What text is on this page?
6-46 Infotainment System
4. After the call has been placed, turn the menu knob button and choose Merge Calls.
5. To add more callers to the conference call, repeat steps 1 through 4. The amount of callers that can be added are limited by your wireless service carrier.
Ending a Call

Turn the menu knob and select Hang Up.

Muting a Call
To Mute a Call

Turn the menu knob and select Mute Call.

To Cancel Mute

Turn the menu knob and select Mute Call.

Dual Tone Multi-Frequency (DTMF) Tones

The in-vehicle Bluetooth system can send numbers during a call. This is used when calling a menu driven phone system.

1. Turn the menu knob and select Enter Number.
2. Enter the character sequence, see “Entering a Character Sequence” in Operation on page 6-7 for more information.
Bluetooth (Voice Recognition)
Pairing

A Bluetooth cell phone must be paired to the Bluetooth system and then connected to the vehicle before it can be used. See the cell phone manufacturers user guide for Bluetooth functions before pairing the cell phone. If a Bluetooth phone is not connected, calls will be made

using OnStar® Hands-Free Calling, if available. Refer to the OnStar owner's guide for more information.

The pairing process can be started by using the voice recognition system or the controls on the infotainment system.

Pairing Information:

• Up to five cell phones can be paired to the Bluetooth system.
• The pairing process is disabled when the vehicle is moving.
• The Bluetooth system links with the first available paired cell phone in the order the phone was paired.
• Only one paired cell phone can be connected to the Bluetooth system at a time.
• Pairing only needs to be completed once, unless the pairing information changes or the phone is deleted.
- - - -
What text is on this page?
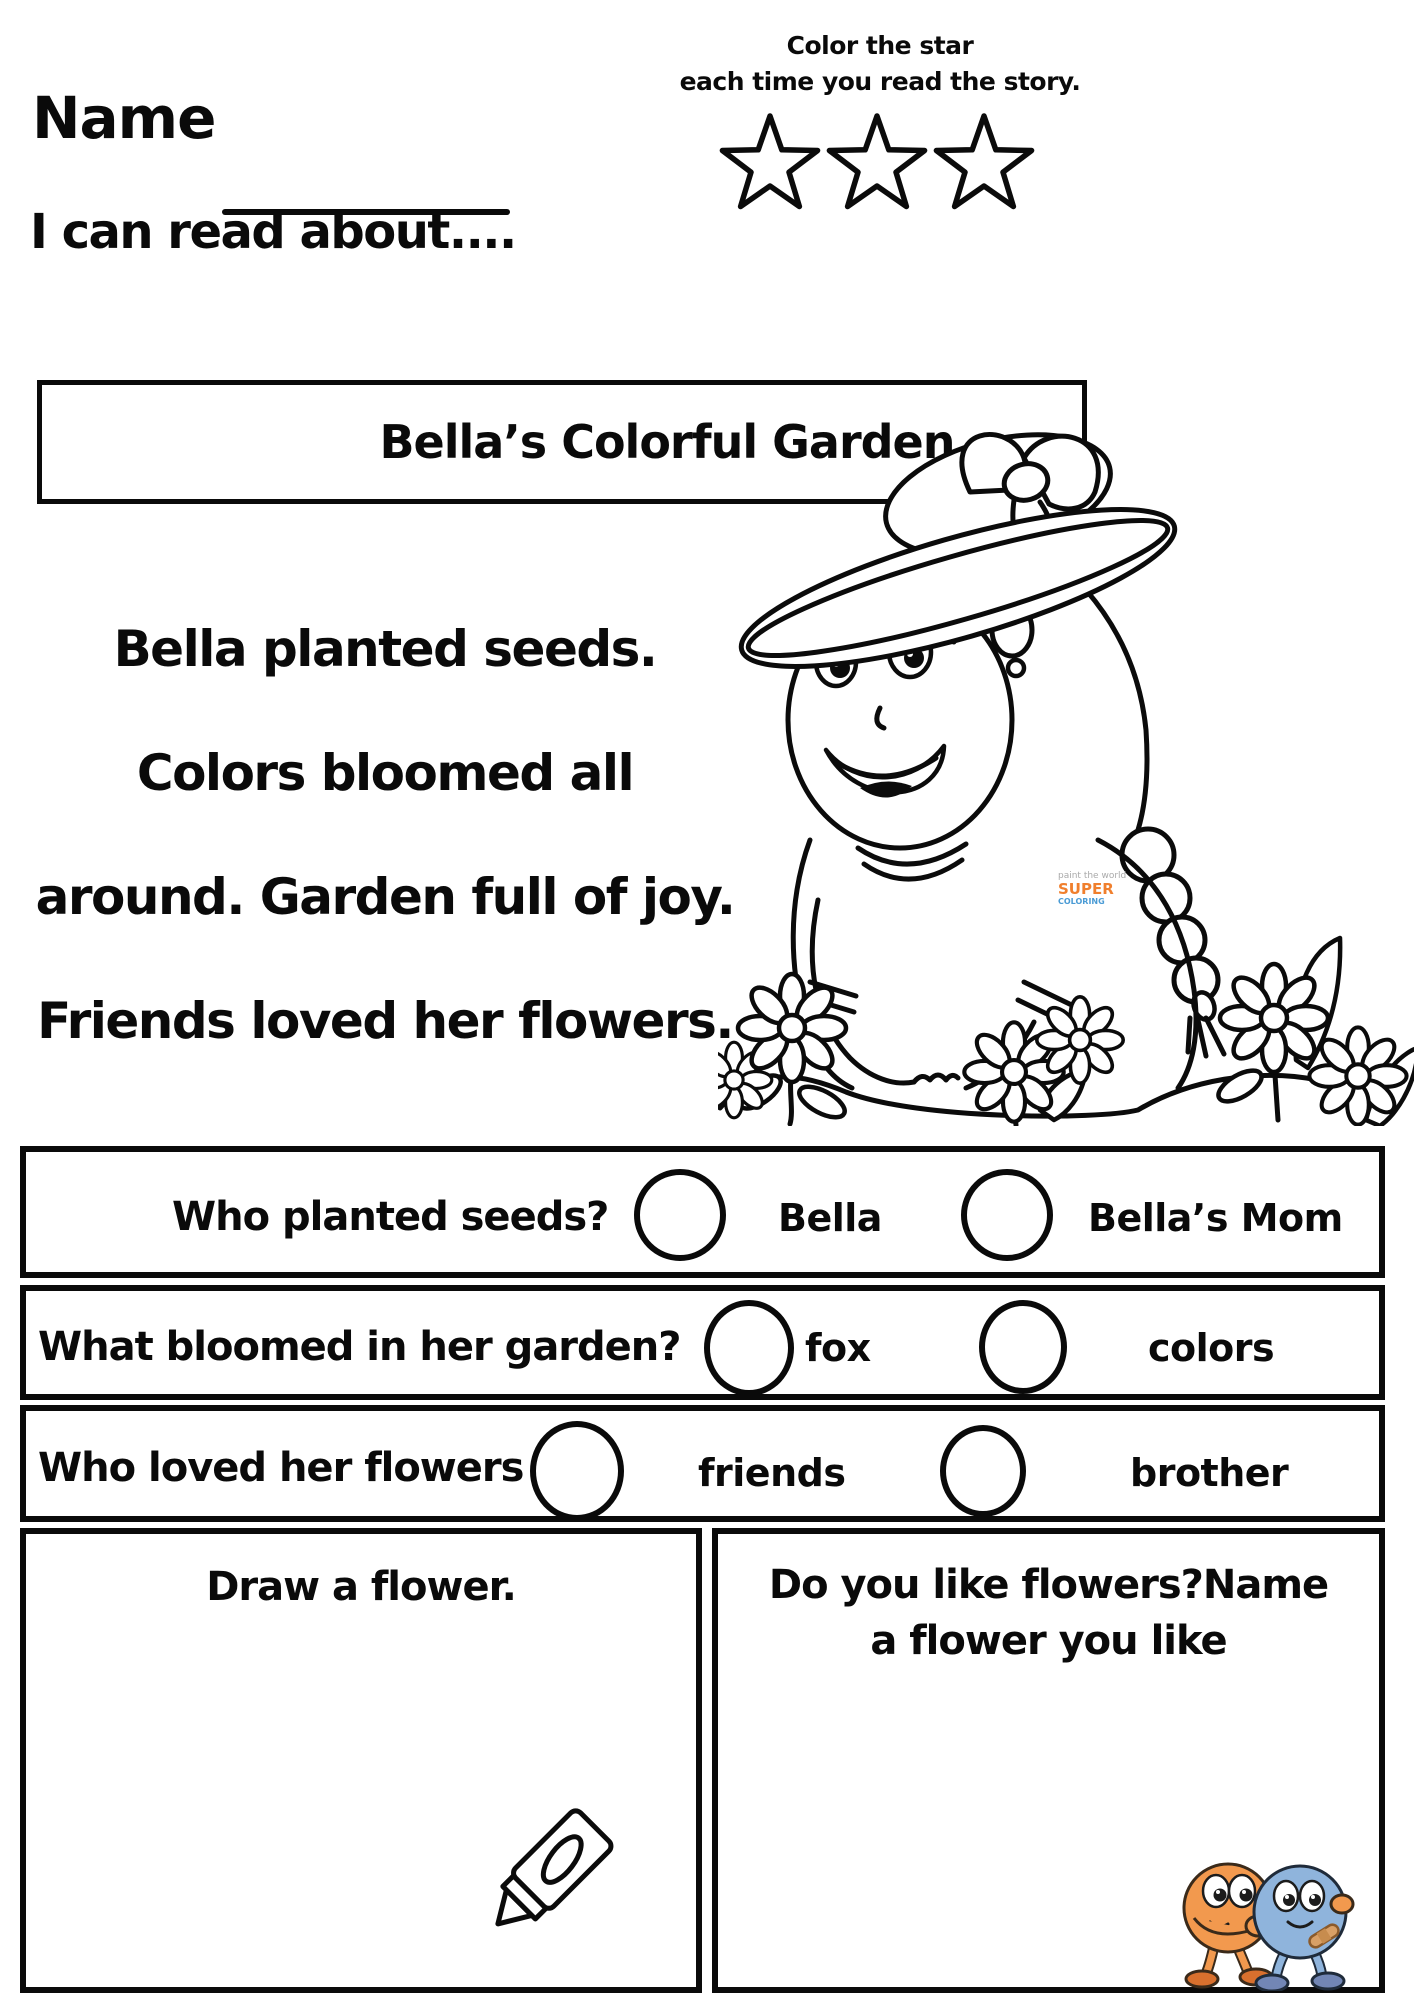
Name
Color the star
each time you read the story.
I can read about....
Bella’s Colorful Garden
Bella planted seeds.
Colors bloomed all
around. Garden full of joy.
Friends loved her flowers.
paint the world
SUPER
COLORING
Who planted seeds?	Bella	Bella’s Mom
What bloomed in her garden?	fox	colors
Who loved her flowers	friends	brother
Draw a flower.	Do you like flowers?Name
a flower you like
- - - -
Pull every line containing "Mute" out of the data above.

To Mute a Call
Turn the menu knob and select Mute Call.
To Cancel Mute
Turn the menu knob and select Mute Call.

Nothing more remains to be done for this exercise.